* [Task instructions]: Read through the entries below and return each line with the word "naturels".

(Records)
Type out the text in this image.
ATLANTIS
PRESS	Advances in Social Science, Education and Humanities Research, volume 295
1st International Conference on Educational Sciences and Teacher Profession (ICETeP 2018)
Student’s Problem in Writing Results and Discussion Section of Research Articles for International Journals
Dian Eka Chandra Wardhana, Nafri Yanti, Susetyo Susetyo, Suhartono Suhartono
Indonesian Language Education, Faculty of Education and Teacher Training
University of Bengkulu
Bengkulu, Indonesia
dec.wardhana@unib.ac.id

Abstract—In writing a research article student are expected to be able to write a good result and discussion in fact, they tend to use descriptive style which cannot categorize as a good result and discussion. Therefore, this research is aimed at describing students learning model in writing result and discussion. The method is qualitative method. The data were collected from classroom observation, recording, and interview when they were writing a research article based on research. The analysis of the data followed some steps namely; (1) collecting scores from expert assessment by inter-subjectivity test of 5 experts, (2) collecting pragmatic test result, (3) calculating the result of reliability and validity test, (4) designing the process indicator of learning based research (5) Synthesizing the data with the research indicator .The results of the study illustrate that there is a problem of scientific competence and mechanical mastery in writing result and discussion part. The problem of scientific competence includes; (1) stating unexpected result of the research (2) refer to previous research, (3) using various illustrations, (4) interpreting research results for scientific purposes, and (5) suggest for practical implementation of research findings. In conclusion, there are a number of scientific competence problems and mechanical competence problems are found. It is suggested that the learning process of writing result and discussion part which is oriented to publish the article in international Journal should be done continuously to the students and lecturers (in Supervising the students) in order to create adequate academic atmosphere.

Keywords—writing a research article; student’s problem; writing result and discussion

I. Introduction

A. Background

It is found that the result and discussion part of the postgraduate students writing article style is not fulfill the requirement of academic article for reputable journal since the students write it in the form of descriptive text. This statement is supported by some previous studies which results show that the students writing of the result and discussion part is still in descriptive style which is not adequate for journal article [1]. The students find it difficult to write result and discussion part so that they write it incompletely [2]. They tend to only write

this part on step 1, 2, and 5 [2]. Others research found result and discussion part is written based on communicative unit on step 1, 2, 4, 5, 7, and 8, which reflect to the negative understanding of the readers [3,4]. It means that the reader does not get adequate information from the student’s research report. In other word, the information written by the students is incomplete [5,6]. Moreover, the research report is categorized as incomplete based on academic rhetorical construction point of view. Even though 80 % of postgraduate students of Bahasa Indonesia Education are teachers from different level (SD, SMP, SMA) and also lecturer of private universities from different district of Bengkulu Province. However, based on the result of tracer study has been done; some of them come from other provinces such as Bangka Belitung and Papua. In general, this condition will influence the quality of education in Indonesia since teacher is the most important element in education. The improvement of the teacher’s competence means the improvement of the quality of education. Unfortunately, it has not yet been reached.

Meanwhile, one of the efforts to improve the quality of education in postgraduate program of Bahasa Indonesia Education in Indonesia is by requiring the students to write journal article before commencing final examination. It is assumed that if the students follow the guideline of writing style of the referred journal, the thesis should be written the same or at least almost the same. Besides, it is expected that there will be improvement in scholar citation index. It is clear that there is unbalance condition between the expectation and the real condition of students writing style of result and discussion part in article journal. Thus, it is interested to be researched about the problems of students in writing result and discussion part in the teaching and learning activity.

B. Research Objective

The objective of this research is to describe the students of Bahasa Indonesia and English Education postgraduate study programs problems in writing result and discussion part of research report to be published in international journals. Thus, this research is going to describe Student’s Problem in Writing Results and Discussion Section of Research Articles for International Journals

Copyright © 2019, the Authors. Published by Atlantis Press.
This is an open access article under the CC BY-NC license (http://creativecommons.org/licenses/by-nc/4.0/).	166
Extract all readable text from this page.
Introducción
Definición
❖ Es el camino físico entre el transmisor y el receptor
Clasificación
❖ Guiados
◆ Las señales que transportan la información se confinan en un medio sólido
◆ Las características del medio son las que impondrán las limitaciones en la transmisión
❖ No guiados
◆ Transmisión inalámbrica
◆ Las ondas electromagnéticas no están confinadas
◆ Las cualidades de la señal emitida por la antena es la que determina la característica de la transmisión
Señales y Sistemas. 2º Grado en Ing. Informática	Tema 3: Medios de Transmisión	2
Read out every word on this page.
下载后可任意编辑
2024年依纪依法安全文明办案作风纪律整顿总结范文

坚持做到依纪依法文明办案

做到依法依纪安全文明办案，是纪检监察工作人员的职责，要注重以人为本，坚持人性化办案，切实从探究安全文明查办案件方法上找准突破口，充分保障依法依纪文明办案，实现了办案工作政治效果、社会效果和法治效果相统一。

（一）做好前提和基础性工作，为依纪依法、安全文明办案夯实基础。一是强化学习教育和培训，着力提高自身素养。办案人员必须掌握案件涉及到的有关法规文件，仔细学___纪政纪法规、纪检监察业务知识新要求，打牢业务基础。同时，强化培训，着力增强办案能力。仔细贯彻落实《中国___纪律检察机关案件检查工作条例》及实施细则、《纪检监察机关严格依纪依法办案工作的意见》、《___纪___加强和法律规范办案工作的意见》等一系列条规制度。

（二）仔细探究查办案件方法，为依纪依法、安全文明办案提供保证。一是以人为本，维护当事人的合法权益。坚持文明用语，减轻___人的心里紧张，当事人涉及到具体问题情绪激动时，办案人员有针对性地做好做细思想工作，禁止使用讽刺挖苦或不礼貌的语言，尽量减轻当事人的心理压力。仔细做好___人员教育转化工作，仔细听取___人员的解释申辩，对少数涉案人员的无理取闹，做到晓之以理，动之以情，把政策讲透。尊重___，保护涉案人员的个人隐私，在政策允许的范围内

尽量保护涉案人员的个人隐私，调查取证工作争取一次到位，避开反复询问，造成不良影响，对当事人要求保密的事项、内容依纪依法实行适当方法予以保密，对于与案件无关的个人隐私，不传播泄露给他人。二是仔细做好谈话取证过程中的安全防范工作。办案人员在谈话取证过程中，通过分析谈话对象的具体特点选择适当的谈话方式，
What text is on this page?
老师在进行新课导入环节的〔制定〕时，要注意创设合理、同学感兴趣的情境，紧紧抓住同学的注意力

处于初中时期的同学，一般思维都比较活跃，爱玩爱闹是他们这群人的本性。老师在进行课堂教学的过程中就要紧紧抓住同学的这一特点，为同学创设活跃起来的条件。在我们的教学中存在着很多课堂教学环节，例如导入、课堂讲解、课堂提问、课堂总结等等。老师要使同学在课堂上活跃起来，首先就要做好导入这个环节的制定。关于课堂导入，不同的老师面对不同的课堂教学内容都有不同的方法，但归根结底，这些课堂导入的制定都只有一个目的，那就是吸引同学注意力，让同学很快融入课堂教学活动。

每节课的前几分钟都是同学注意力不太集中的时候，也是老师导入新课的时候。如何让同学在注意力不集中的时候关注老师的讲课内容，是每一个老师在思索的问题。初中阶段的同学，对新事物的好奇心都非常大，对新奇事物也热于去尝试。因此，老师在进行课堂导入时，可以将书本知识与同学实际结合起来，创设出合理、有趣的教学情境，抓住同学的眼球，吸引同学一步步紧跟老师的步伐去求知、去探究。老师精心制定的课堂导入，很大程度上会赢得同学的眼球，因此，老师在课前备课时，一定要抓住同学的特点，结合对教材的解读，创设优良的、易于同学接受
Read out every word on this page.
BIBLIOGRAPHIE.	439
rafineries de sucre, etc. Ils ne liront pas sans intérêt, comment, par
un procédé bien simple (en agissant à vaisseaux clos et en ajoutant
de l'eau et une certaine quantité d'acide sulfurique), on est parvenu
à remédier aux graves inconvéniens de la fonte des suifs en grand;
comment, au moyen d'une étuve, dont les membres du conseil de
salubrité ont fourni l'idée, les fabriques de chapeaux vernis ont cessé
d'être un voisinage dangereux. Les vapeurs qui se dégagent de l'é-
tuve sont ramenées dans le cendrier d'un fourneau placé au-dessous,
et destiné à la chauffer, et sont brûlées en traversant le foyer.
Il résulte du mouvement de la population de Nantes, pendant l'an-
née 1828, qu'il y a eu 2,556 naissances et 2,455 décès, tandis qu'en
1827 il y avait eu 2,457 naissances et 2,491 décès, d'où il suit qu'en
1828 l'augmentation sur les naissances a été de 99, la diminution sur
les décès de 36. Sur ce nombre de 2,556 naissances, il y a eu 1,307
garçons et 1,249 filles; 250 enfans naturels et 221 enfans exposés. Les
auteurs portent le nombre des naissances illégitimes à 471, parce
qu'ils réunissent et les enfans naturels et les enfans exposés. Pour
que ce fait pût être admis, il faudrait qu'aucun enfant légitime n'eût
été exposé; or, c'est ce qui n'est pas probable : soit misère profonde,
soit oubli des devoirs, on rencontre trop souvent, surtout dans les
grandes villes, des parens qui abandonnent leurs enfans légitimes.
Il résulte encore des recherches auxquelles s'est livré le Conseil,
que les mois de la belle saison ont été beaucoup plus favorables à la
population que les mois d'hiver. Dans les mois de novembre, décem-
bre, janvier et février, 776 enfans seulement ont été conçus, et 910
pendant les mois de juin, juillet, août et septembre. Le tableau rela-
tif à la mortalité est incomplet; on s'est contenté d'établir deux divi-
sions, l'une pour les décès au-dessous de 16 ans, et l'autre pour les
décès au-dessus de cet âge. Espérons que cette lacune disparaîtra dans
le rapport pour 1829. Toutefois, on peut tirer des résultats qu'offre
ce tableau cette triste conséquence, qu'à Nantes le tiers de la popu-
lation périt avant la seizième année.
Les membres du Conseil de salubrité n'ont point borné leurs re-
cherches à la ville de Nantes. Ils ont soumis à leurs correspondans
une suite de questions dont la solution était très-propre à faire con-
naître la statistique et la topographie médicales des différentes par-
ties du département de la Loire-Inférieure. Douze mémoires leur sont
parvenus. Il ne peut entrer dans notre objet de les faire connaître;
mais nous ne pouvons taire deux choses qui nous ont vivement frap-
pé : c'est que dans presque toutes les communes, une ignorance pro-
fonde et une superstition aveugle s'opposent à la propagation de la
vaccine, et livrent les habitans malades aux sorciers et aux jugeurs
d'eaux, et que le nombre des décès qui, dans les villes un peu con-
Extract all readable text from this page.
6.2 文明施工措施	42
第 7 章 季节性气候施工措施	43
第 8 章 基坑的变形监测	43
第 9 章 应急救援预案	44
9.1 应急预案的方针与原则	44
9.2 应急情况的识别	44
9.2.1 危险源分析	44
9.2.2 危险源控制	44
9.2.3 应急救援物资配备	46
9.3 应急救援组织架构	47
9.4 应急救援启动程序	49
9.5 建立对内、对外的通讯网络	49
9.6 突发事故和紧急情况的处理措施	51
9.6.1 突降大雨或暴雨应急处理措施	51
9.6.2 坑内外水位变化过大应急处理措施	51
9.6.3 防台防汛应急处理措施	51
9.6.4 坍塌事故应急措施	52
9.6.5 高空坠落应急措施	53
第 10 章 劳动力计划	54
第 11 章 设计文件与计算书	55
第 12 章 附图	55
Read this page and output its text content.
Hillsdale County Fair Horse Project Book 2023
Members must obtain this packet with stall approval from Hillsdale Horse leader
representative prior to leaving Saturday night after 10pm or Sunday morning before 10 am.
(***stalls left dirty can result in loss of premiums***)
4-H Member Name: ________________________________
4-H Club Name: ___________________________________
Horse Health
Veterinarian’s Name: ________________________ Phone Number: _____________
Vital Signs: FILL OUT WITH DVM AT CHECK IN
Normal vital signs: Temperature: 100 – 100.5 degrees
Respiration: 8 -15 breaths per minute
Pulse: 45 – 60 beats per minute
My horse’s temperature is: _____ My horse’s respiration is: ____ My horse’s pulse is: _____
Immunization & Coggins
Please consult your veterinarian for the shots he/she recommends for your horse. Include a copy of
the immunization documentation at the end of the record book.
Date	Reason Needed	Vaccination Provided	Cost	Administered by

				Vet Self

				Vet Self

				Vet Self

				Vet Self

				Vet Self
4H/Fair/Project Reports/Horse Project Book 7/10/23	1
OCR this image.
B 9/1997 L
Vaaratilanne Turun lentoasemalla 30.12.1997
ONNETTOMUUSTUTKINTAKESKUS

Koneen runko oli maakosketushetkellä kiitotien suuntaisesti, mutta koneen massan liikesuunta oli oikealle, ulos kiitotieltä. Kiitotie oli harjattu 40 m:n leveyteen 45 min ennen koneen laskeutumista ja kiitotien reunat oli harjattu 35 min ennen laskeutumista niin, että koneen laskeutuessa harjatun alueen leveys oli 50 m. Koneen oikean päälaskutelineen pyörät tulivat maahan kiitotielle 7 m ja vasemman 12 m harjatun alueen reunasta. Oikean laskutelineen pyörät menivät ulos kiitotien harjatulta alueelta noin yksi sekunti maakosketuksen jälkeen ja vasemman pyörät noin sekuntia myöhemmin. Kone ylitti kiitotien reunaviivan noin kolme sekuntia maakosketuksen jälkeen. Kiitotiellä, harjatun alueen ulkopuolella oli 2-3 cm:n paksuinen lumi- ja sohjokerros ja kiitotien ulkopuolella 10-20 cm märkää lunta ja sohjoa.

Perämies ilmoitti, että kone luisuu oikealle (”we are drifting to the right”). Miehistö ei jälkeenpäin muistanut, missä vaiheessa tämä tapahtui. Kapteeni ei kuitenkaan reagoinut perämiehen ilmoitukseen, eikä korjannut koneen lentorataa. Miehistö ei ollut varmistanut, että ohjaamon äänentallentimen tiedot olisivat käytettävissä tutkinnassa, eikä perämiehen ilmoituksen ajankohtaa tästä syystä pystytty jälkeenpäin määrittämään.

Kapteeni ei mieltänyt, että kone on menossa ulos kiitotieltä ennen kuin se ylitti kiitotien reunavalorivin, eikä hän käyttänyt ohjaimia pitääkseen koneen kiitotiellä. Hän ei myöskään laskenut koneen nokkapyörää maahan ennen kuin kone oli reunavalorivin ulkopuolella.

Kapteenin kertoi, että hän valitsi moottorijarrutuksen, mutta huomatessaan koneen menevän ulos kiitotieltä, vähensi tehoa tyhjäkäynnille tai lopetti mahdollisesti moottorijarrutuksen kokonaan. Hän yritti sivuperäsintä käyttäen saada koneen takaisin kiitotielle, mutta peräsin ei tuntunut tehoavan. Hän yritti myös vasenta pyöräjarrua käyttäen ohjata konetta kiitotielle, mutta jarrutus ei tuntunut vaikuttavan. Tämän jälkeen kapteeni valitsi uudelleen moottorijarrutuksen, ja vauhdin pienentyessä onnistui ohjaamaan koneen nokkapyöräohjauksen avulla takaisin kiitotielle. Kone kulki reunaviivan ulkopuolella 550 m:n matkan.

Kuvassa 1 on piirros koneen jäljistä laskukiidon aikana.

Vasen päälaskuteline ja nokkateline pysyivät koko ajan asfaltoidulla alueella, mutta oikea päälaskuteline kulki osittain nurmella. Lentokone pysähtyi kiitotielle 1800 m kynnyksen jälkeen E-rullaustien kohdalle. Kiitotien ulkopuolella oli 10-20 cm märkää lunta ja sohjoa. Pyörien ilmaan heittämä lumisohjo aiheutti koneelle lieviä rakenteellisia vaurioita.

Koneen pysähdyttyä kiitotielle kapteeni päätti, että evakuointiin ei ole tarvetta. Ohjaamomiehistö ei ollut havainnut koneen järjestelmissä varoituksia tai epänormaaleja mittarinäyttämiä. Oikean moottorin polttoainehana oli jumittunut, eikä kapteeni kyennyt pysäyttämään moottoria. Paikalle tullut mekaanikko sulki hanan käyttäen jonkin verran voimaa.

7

* [Task response]:
garçons et 1,249 filles; 250 enfans naturels et 221 enfans exposés. Les
qu'ils réunissent et les enfans naturels et les enfans exposés. Pour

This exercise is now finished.